* _Exercise goal_:
Write the records out again. Match them exactly.

Data records:
--*--

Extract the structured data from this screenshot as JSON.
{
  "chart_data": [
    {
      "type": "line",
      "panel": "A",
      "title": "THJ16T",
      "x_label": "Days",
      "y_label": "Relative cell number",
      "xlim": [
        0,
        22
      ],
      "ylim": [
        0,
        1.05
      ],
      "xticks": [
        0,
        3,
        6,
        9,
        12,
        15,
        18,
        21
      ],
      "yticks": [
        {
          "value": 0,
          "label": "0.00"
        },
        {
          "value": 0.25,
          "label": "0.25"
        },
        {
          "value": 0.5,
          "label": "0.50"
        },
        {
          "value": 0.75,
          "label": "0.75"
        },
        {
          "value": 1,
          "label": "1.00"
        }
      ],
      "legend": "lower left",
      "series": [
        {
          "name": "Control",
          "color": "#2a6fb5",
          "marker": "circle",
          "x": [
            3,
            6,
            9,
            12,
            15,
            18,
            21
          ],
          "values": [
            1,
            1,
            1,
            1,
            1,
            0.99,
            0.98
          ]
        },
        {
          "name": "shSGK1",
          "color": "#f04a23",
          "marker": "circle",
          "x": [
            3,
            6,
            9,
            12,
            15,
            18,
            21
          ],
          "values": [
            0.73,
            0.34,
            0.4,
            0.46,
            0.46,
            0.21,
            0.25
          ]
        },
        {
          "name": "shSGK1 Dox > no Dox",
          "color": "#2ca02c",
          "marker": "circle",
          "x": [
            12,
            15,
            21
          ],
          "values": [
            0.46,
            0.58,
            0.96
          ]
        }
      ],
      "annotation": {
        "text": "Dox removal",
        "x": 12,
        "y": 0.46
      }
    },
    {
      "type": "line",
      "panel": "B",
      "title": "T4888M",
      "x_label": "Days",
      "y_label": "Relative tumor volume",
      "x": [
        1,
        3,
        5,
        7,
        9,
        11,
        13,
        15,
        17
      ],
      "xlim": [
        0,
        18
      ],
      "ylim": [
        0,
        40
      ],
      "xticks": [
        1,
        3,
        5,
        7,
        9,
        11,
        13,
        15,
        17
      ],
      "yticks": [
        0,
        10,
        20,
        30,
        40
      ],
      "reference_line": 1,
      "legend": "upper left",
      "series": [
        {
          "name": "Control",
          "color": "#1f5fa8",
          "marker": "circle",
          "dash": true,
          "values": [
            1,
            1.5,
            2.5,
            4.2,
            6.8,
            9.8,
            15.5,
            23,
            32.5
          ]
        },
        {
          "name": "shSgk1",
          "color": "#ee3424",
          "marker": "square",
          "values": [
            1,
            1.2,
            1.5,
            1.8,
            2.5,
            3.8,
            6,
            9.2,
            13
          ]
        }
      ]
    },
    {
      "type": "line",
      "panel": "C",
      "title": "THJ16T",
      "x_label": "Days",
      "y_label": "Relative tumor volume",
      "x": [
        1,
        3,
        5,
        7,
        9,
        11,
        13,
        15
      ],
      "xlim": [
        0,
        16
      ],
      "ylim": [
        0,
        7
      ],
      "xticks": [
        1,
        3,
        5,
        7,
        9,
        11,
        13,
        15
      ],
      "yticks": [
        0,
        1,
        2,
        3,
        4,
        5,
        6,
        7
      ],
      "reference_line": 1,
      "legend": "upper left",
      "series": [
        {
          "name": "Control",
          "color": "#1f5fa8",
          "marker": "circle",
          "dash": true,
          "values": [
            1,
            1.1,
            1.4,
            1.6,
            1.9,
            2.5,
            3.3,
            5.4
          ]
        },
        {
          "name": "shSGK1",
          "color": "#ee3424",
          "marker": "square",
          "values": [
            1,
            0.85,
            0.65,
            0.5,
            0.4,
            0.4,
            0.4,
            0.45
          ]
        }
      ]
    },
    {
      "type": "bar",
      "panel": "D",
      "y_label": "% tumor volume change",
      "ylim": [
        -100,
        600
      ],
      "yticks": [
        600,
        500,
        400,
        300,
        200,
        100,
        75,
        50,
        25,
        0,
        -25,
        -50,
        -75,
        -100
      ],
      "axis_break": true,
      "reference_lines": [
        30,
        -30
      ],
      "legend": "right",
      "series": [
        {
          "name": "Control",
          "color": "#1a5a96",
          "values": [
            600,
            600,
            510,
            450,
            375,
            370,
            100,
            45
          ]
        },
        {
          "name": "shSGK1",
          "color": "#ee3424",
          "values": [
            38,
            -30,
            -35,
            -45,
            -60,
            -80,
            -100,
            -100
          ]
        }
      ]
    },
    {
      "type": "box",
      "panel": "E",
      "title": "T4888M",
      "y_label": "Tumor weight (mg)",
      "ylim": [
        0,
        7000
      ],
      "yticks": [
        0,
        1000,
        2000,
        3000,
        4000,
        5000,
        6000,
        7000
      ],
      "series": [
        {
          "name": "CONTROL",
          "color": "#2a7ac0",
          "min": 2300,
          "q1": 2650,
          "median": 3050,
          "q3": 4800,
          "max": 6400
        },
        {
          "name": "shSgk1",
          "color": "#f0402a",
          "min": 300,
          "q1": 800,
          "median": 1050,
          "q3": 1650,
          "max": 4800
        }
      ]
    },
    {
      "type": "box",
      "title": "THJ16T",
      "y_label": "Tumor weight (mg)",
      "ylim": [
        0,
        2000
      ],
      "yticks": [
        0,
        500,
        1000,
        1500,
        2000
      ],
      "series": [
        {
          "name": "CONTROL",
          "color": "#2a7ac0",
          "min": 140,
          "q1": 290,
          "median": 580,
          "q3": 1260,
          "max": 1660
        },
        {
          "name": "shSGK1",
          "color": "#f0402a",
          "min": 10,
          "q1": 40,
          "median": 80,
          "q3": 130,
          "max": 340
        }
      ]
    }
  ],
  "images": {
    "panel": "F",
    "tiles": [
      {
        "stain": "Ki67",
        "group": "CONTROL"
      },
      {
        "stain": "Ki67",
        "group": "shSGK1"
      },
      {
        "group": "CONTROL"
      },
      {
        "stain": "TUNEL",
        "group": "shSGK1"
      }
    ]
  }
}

--*--

* _Finished task_:
Extract the structured data from this screenshot as JSON.
{
  "chart_data": [
    {
      "type": "line",
      "panel": "A",
      "title": "THJ16T",
      "x_label": "Days",
      "y_label": "Relative cell number",
      "xlim": [
        0,
        22
      ],
      "ylim": [
        0,
        1.05
      ],
      "xticks": [
        0,
        3,
        6,
        9,
        12,
        15,
        18,
        21
      ],
      "yticks": [
        {
          "value": 0,
          "label": "0.00"
        },
        {
          "value": 0.25,
          "label": "0.25"
        },
        {
          "value": 0.5,
          "label": "0.50"
        },
        {
          "value": 0.75,
          "label": "0.75"
        },
        {
          "value": 1,
          "label": "1.00"
        }
      ],
      "legend": "lower left",
      "series": [
        {
          "name": "Control",
          "color": "#2a6fb5",
          "marker": "circle",
          "x": [
            3,
            6,
            9,
            12,
            15,
            18,
            21
          ],
          "values": [
            1,
            1,
            1,
            1,
            1,
            0.99,
            0.98
          ]
        },
        {
          "name": "shSGK1",
          "color": "#f04a23",
          "marker": "circle",
          "x": [
            3,
            6,
            9,
            12,
            15,
            18,
            21
          ],
          "values": [
            0.73,
            0.34,
            0.4,
            0.46,
            0.46,
            0.21,
            0.25
          ]
        },
        {
          "name": "shSGK1 Dox > no Dox",
          "color": "#2ca02c",
          "marker": "circle",
          "x": [
            12,
            15,
            21
          ],
          "values": [
            0.46,
            0.58,
            0.96
          ]
        }
      ],
      "annotation": {
        "text": "Dox removal",
        "x": 12,
        "y": 0.46
      }
    },
    {
      "type": "line",
      "panel": "B",
      "title": "T4888M",
      "x_label": "Days",
      "y_label": "Relative tumor volume",
      "x": [
        1,
        3,
        5,
        7,
        9,
        11,
        13,
        15,
        17
      ],
      "xlim": [
        0,
        18
      ],
      "ylim": [
        0,
        40
      ],
      "xticks": [
        1,
        3,
        5,
        7,
        9,
        11,
        13,
        15,
        17
      ],
      "yticks": [
        0,
        10,
        20,
        30,
        40
      ],
      "reference_line": 1,
      "legend": "upper left",
      "series": [
        {
          "name": "Control",
          "color": "#1f5fa8",
          "marker": "circle",
          "dash": true,
          "values": [
            1,
            1.5,
            2.5,
            4.2,
            6.8,
            9.8,
            15.5,
            23,
            32.5
          ]
        },
        {
          "name": "shSgk1",
          "color": "#ee3424",
          "marker": "square",
          "values": [
            1,
            1.2,
            1.5,
            1.8,
            2.5,
            3.8,
            6,
            9.2,
            13
          ]
        }
      ]
    },
    {
      "type": "line",
      "panel": "C",
      "title": "THJ16T",
      "x_label": "Days",
      "y_label": "Relative tumor volume",
      "x": [
        1,
        3,
        5,
        7,
        9,
        11,
        13,
        15
      ],
      "xlim": [
        0,
        16
      ],
      "ylim": [
        0,
        7
      ],
      "xticks": [
        1,
        3,
        5,
        7,
        9,
        11,
        13,
        15
      ],
      "yticks": [
        0,
        1,
        2,
        3,
        4,
        5,
        6,
        7
      ],
      "reference_line": 1,
      "legend": "upper left",
      "series": [
        {
          "name": "Control",
          "color": "#1f5fa8",
          "marker": "circle",
          "dash": true,
          "values": [
            1,
            1.1,
            1.4,
            1.6,
            1.9,
            2.5,
            3.3,
            5.4
          ]
        },
        {
          "name": "shSGK1",
          "color": "#ee3424",
          "marker": "square",
          "values": [
            1,
            0.85,
            0.65,
            0.5,
            0.4,
            0.4,
            0.4,
            0.45
          ]
        }
      ]
    },
    {
      "type": "bar",
      "panel": "D",
      "y_label": "% tumor volume change",
      "ylim": [
        -100,
        600
      ],
      "yticks": [
        600,
        500,
        400,
        300,
        200,
        100,
        75,
        50,
        25,
        0,
        -25,
        -50,
        -75,
        -100
      ],
      "axis_break": true,
      "reference_lines": [
        30,
        -30
      ],
      "legend": "right",
      "series": [
        {
          "name": "Control",
          "color": "#1a5a96",
          "values": [
            600,
            600,
            510,
            450,
            375,
            370,
            100,
            45
          ]
        },
        {
          "name": "shSGK1",
          "color": "#ee3424",
          "values": [
            38,
            -30,
            -35,
            -45,
            -60,
            -80,
            -100,
            -100
          ]
        }
      ]
    },
    {
      "type": "box",
      "panel": "E",
      "title": "T4888M",
      "y_label": "Tumor weight (mg)",
      "ylim": [
        0,
        7000
      ],
      "yticks": [
        0,
        1000,
        2000,
        3000,
        4000,
        5000,
        6000,
        7000
      ],
      "series": [
        {
          "name": "CONTROL",
          "color": "#2a7ac0",
          "min": 2300,
          "q1": 2650,
          "median": 3050,
          "q3": 4800,
          "max": 6400
        },
        {
          "name": "shSgk1",
          "color": "#f0402a",
          "min": 300,
          "q1": 800,
          "median": 1050,
          "q3": 1650,
          "max": 4800
        }
      ]
    },
    {
      "type": "box",
      "title": "THJ16T",
      "y_label": "Tumor weight (mg)",
      "ylim": [
        0,
        2000
      ],
      "yticks": [
        0,
        500,
        1000,
        1500,
        2000
      ],
      "series": [
        {
          "name": "CONTROL",
          "color": "#2a7ac0",
          "min": 140,
          "q1": 290,
          "median": 580,
          "q3": 1260,
          "max": 1660
        },
        {
          "name": "shSGK1",
          "color": "#f0402a",
          "min": 10,
          "q1": 40,
          "median": 80,
          "q3": 130,
          "max": 340
        }
      ]
    }
  ],
  "images": {
    "panel": "F",
    "tiles": [
      {
        "stain": "Ki67",
        "group": "CONTROL"
      },
      {
        "stain": "Ki67",
        "group": "shSGK1"
      },
      {
        "group": "CONTROL"
      },
      {
        "stain": "TUNEL",
        "group": "shSGK1"
      }
    ]
  }
}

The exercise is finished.